━━ DATASET ROWS ━━

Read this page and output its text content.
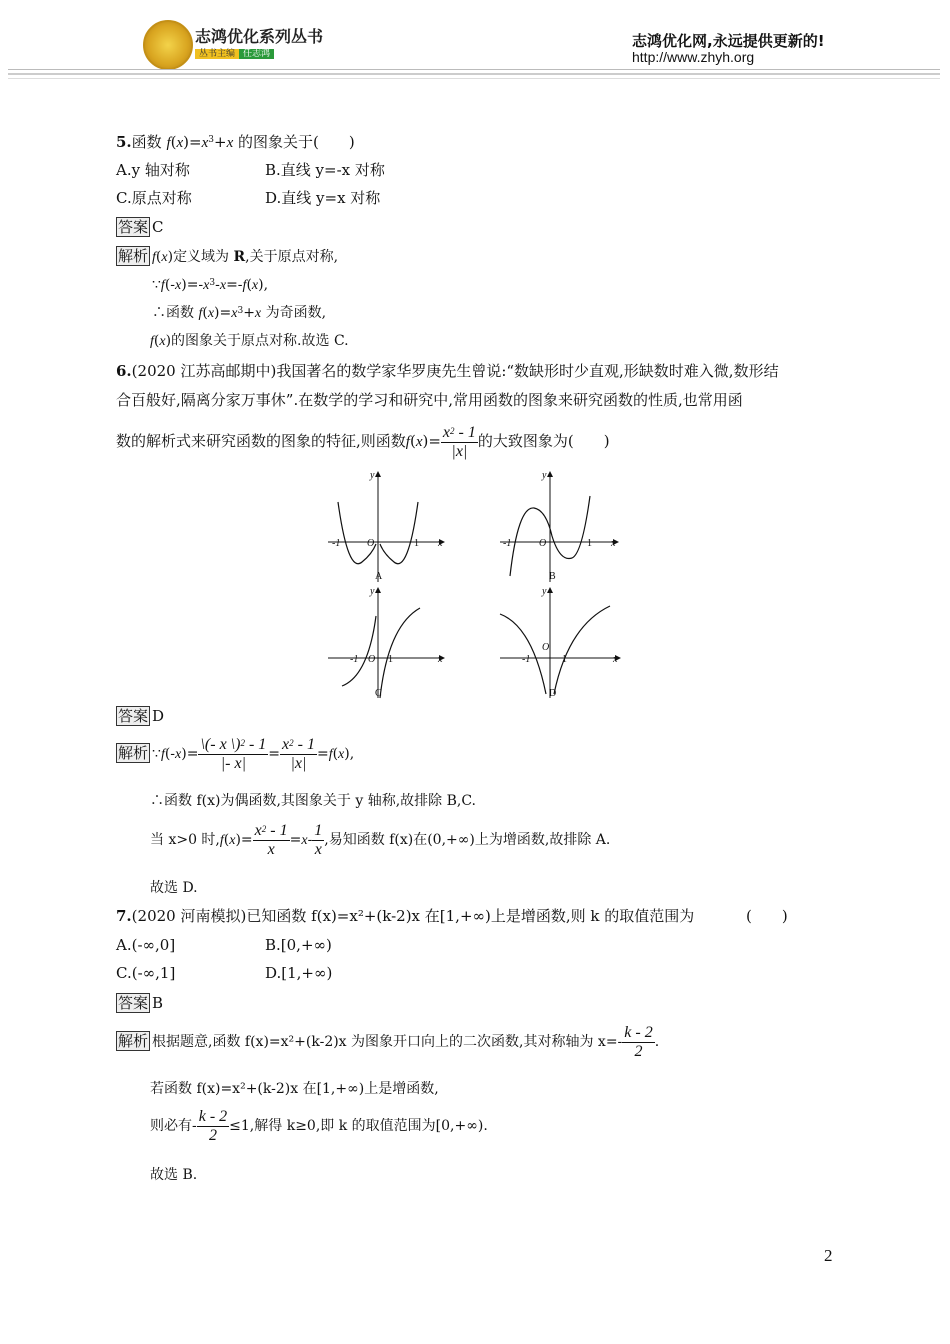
志鸿优化系列丛书
丛书主编 任志鸿
志鸿优化网,永远提供更新的!
http://www.zhyh.org
5.函数 $f(x)=x^3+x$ 的图象关于(　　)
A.y 轴对称	B.直线 y=-x 对称
C.原点对称	D.直线 y=x 对称
答案 C
解析 f(x)定义域为 R,关于原点对称,
$\because f(-x)=-x^3-x=-f(x)$,
∴函数 $f(x)=x^3+x$ 为奇函数,
f(x)的图象关于原点对称.故选 C.
6.(2020 江苏高邮期中)我国著名的数学家华罗庚先生曾说:“数缺形时少直观,形缺数时难入微,数形结
合百般好,隔离分家万事休”.在数学的学习和研究中,常用函数的图象来研究函数的性质,也常用函
数的解析式来研究函数的图象的特征,则函数$f(x)= \frac{x^2 - 1}{|x|}$ 的大致图象为(　　)
-1	O	1 x
y
A
-1	O	1 x
y
B
-1 O 1	x
y
C
-1
O
1	x
y
D
答案 D
解析 ∵f(-x)= $\frac{\backslash(- x \backslash)^2 - 1}{|- x|} = \frac{x^2 - 1}{|x|} =f(x)$,
∴函数 f(x)为偶函数,其图象关于 y 轴称,故排除 B,C.
当 x>0 时$,f(x)= \frac{x^2 - 1}{x} =x- \frac{1}{x}$ ,易知函数 f(x)在(0,+∞)上为增函数,故排除 A.
故选 D.
7.(2020 河南模拟)已知函数 f(x)=x²+(k-2)x 在[1,+∞)上是增函数,则 k 的取值范围为	(　　)
A.(-∞,0]	B.[0,+∞)
C.(-∞,1]	D.[1,+∞)
答案 B
解析 根据题意,函数 f(x)=x²+(k-2)x 为图象开口向上的二次函数,其对称轴为 $x=- \frac{k - 2}{2}$ .
若函数 f(x)=x²+(k-2)x 在[1,+∞)上是增函数,
则必有- $\frac{k - 2}{2} \le 1$,解得 k≥0,即 k 的取值范围为[0,+∞).
故选 B.
2
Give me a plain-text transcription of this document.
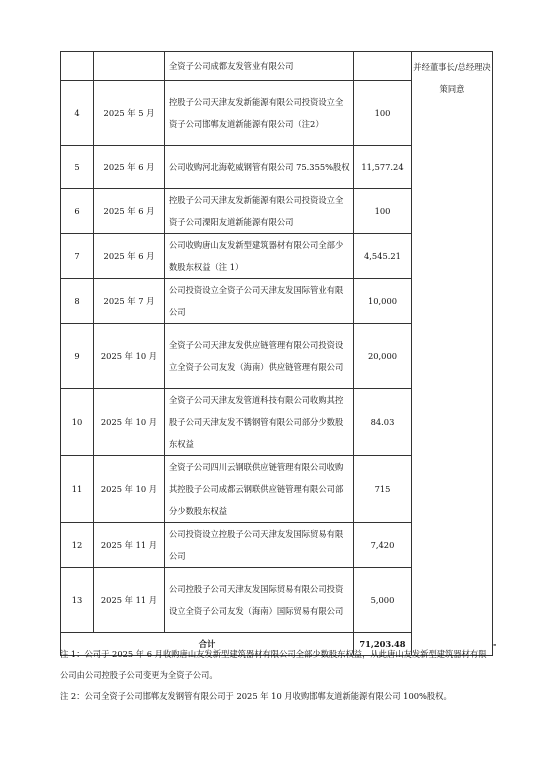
		全资子公司成都友发管业有限公司		并经董事长/总经理决策同意	
4	2025 年 5 月	控股子公司天津友发新能源有限公司投资设立全资子公司邯郸友道新能源有限公司（注2）	100		
5	2025 年 6 月	公司收购河北海乾威钢管有限公司 75.355%股权	11,577.24		
6	2025 年 6 月	控股子公司天津友发新能源有限公司投资设立全资子公司溧阳友道新能源有限公司	100		
7	2025 年 6 月	公司收购唐山友发新型建筑器材有限公司全部少数股东权益（注 1）	4,545.21		
8	2025 年 7 月	公司投资设立全资子公司天津友发国际管业有限公司	10,000		
9	2025 年 10 月	全资子公司天津友发供应链管理有限公司投资设立全资子公司友发（海南）供应链管理有限公司	20,000		
10	2025 年 10 月	全资子公司天津友发管道科技有限公司收购其控股子公司天津友发不锈钢管有限公司部分少数股东权益	84.03		
11	2025 年 10 月	全资子公司四川云钢联供应链管理有限公司收购其控股子公司成都云钢联供应链管理有限公司部分少数股东权益	715		
12	2025 年 11 月	公司投资设立控股子公司天津友发国际贸易有限公司	7,420		
13	2025 年 11 月	公司控股子公司天津友发国际贸易有限公司投资设立全资子公司友发（海南）国际贸易有限公司	5,000		
合计			71,203.48		-
注 1：公司于 2025 年 6 月收购唐山友发新型建筑器材有限公司全部少数股东权益，从此唐山友发新型建筑器材有限公司由公司控股子公司变更为全资子公司。
注 2：公司全资子公司邯郸友发钢管有限公司于 2025 年 10 月收购邯郸友道新能源有限公司 100%股权。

━━━

- DIRECTIONS: Pictures excluded, copy exactly the lines running from the one with "Give me a plain-text" through the last line of the material.

- SOLVED EXERCISE:
Give me a plain-text transcription of this document.
		全资子公司成都友发管业有限公司		并经董事长/总经理决策同意	
4	2025 年 5 月	控股子公司天津友发新能源有限公司投资设立全资子公司邯郸友道新能源有限公司（注2）	100		
5	2025 年 6 月	公司收购河北海乾威钢管有限公司 75.355%股权	11,577.24		
6	2025 年 6 月	控股子公司天津友发新能源有限公司投资设立全资子公司溧阳友道新能源有限公司	100		
7	2025 年 6 月	公司收购唐山友发新型建筑器材有限公司全部少数股东权益（注 1）	4,545.21		
8	2025 年 7 月	公司投资设立全资子公司天津友发国际管业有限公司	10,000		
9	2025 年 10 月	全资子公司天津友发供应链管理有限公司投资设立全资子公司友发（海南）供应链管理有限公司	20,000		
10	2025 年 10 月	全资子公司天津友发管道科技有限公司收购其控股子公司天津友发不锈钢管有限公司部分少数股东权益	84.03		
11	2025 年 10 月	全资子公司四川云钢联供应链管理有限公司收购其控股子公司成都云钢联供应链管理有限公司部分少数股东权益	715		
12	2025 年 11 月	公司投资设立控股子公司天津友发国际贸易有限公司	7,420		
13	2025 年 11 月	公司控股子公司天津友发国际贸易有限公司投资设立全资子公司友发（海南）国际贸易有限公司	5,000		
合计			71,203.48		-
注 1：公司于 2025 年 6 月收购唐山友发新型建筑器材有限公司全部少数股东权益，从此唐山友发新型建筑器材有限公司由公司控股子公司变更为全资子公司。
注 2：公司全资子公司邯郸友发钢管有限公司于 2025 年 10 月收购邯郸友道新能源有限公司 100%股权。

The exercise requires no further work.